■ Task description
Read through the data and report every line in which the word "PIERRE" occurs.

Lines of data
○ ○ ○ ○ ○ ○ ○

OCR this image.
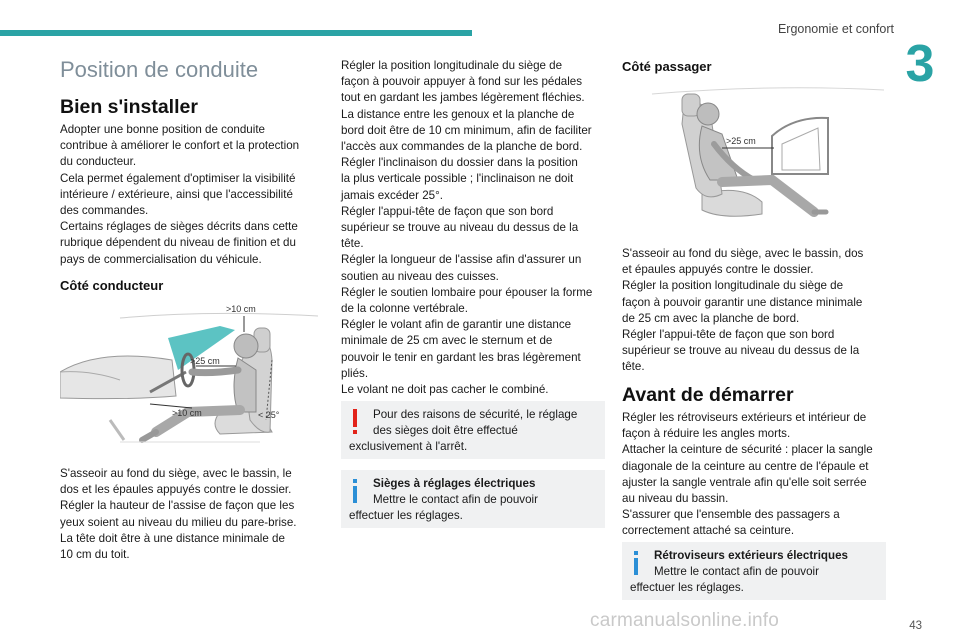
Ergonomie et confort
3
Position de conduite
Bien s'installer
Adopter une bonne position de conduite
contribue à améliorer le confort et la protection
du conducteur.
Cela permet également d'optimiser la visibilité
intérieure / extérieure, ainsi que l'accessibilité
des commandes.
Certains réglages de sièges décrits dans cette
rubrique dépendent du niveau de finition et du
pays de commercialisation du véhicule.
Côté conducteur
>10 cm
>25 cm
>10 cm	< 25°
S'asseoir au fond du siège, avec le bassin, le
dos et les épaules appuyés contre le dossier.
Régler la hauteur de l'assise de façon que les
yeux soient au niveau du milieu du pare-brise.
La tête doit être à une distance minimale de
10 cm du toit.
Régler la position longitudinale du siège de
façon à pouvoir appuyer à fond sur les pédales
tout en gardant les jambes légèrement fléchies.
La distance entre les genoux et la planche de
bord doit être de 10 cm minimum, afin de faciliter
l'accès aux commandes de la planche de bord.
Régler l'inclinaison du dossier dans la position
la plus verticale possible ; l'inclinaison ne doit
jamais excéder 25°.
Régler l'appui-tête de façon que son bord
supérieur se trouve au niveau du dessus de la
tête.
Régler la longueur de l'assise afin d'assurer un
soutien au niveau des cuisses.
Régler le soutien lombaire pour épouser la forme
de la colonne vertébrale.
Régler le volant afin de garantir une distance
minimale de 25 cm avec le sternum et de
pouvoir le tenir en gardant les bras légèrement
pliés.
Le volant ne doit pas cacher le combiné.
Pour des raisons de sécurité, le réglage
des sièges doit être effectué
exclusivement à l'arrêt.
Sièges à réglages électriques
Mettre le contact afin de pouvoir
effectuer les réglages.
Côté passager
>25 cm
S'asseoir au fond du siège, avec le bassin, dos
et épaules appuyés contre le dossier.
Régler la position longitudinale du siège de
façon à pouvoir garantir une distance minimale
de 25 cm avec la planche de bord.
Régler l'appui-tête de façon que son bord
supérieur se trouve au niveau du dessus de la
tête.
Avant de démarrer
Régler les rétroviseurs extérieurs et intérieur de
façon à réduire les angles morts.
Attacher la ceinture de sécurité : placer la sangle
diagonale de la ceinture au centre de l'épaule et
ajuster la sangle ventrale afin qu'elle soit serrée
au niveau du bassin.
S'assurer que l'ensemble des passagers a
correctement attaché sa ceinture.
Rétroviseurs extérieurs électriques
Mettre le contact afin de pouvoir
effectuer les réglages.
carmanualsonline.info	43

○ ○ ○ ○ ○ ○ ○

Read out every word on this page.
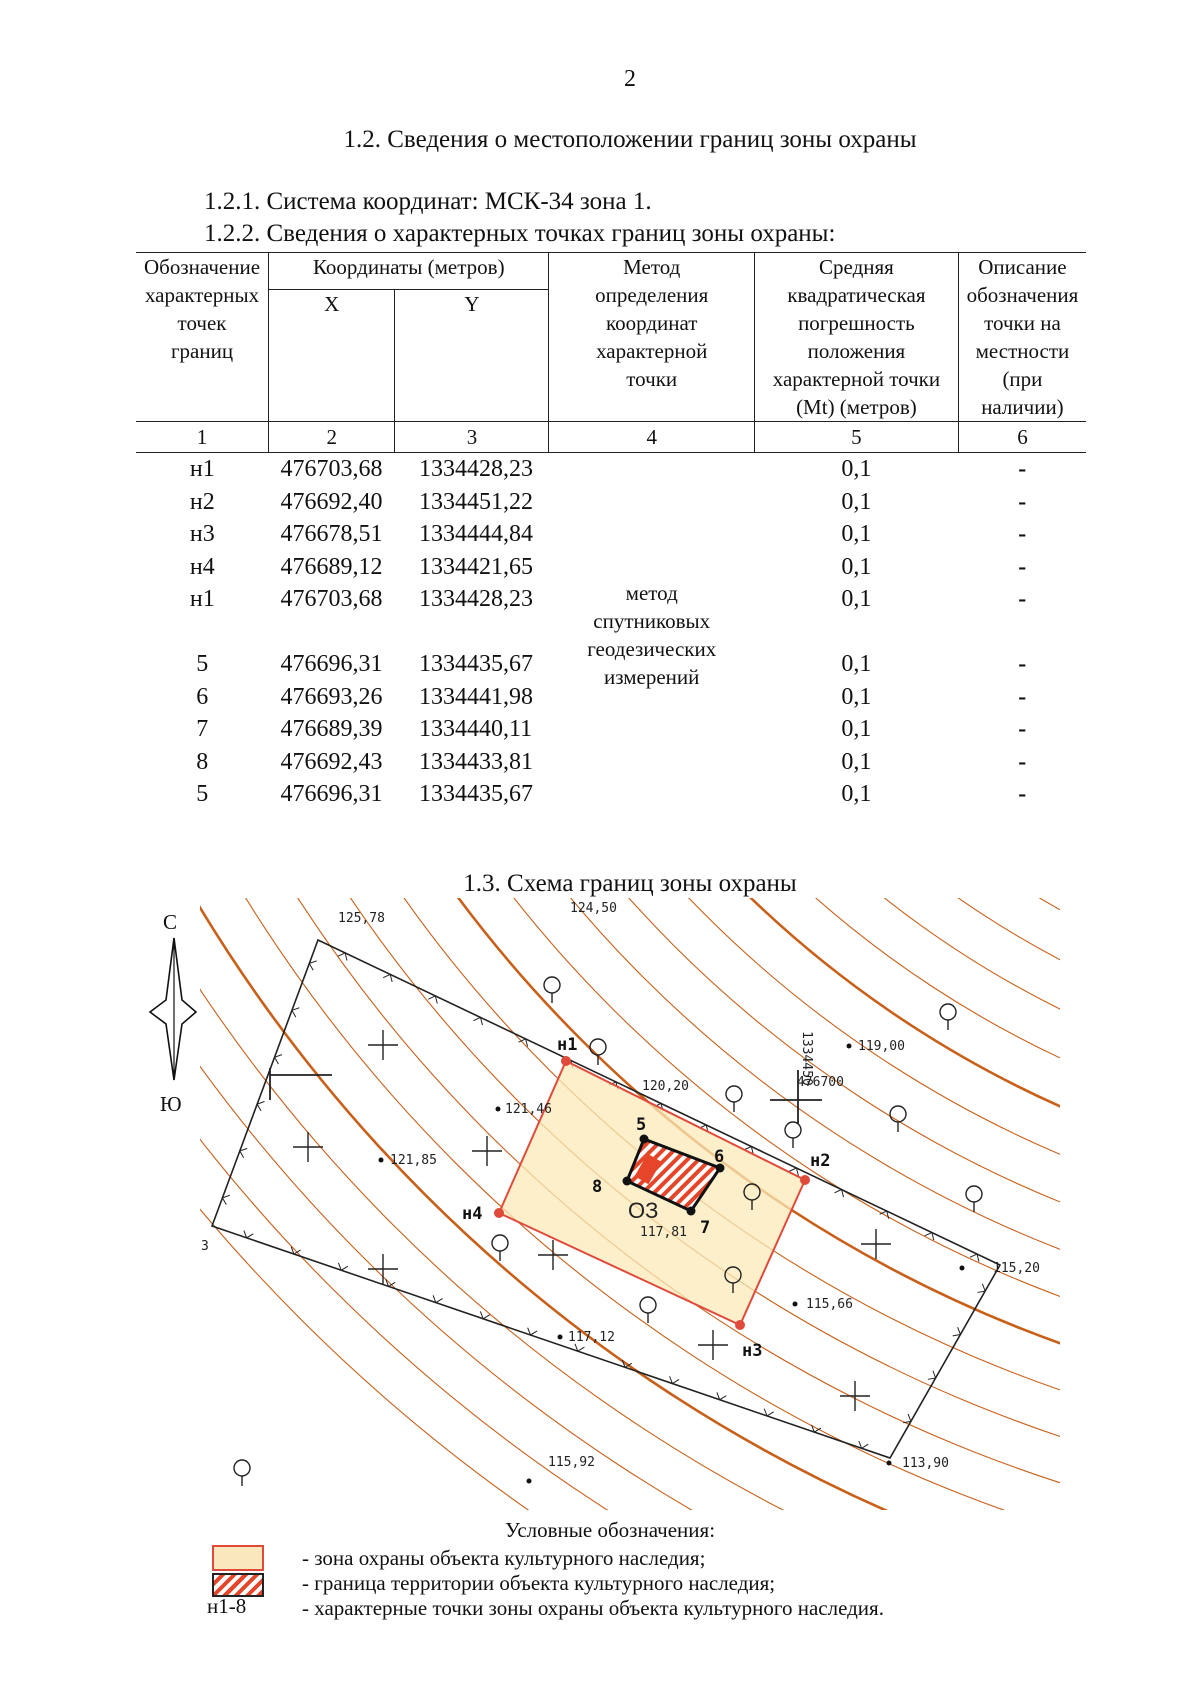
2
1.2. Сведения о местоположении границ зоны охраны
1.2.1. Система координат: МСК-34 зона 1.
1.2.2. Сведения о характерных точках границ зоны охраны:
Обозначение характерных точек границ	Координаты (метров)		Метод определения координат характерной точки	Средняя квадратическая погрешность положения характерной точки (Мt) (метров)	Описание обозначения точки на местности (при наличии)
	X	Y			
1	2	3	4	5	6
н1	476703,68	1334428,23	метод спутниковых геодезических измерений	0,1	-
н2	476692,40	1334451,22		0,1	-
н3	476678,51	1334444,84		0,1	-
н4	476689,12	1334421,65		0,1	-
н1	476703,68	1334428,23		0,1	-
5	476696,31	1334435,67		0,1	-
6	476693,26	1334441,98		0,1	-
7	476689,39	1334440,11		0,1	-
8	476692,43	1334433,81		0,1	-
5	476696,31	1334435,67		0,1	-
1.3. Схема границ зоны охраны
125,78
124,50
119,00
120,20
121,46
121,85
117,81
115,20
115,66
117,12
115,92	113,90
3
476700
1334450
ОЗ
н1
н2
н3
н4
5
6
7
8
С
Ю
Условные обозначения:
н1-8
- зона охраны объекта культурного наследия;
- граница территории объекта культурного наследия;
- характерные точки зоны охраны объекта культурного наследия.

○ ○ ○ ○ ○ ○ ○

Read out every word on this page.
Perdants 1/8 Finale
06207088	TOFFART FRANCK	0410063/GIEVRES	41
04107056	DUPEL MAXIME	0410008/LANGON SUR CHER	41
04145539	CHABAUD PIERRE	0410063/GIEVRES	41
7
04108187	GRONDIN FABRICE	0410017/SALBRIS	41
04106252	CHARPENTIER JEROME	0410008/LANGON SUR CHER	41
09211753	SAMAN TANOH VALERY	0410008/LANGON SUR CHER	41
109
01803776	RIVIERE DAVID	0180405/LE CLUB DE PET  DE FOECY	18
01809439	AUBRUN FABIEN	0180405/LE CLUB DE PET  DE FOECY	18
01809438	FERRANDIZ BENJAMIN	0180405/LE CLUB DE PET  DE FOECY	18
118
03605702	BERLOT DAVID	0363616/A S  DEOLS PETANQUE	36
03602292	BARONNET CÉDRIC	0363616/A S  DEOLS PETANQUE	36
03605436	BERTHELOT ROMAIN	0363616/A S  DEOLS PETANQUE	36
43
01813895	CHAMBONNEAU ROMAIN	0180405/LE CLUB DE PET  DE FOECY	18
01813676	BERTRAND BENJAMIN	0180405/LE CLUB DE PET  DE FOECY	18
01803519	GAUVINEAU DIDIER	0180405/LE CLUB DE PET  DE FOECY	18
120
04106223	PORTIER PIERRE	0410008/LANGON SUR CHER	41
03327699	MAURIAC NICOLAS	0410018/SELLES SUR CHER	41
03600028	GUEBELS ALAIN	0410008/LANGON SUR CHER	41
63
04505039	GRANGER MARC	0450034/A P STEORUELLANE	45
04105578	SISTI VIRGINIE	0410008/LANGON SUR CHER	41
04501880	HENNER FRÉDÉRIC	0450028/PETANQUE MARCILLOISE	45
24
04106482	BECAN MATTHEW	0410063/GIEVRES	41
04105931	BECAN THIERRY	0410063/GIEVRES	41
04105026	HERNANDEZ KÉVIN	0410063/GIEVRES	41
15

○ ○ ○ ○ ○ ○ ○

■ Correct output
04145539	CHABAUD PIERRE	0410063/GIEVRES	41
04106223	PORTIER PIERRE	0410008/LANGON SUR CHER	41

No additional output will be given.